* [Exercise instructions]:
Identify all lines in the data containing the string "zaradi". Copy them out.

* [Provided material]:

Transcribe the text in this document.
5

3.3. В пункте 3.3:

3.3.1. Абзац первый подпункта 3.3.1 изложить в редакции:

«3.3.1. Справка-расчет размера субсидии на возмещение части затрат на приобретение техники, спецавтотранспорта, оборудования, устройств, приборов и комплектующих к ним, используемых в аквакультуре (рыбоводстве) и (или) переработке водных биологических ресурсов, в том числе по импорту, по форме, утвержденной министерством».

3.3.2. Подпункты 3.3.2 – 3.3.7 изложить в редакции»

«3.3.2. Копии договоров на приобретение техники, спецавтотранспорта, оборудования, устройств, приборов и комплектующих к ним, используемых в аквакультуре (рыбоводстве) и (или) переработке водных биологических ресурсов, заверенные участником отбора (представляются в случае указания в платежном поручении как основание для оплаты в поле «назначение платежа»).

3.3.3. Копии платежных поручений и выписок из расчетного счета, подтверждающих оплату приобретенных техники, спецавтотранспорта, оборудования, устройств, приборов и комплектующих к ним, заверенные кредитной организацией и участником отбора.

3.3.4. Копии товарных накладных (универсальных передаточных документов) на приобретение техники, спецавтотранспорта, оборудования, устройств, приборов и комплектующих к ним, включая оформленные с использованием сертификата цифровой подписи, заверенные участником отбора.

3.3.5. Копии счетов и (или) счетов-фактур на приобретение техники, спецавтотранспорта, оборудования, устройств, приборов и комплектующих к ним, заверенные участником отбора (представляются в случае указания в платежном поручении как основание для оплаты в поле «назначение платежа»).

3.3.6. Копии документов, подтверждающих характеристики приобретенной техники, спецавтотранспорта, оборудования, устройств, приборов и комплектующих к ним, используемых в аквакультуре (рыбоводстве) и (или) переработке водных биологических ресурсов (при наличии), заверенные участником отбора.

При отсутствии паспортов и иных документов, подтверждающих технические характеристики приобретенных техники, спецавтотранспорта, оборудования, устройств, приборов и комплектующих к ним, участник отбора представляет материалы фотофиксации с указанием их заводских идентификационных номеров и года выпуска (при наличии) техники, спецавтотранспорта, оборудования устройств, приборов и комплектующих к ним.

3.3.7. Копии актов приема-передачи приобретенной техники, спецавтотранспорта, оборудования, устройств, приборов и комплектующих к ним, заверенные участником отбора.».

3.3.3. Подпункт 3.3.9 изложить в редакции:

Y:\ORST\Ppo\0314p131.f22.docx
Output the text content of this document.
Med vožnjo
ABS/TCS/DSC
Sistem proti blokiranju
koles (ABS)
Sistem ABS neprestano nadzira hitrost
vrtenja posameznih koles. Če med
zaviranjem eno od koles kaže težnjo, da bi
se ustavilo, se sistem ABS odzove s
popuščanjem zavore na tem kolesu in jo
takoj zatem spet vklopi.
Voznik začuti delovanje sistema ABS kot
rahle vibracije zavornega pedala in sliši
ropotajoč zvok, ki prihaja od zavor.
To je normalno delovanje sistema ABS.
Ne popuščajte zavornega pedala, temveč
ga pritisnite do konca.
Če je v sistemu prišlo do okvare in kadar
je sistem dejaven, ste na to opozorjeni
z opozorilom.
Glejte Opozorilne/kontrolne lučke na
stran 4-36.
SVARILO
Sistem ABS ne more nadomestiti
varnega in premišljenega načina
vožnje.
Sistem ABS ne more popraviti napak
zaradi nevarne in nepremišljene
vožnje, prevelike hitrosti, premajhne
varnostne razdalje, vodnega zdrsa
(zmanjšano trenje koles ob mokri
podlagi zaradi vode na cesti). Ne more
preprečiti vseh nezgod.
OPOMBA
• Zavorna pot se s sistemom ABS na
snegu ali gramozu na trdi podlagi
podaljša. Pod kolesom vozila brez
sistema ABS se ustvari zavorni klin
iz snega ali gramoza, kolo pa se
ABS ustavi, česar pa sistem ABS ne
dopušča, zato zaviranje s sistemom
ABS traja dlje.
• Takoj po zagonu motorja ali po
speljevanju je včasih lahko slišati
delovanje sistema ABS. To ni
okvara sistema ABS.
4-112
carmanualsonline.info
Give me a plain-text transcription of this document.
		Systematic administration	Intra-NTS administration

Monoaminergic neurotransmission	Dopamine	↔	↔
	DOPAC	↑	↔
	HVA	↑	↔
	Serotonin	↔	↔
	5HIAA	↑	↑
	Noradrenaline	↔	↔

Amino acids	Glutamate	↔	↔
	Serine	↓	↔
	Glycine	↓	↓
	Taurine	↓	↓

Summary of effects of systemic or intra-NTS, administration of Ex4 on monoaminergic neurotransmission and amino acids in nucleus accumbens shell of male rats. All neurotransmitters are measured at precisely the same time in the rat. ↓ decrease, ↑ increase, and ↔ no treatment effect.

* [Solution for this exercise]:
zaradi nevarne in nepremišljene
podlagi zaradi vode na cesti). Ne more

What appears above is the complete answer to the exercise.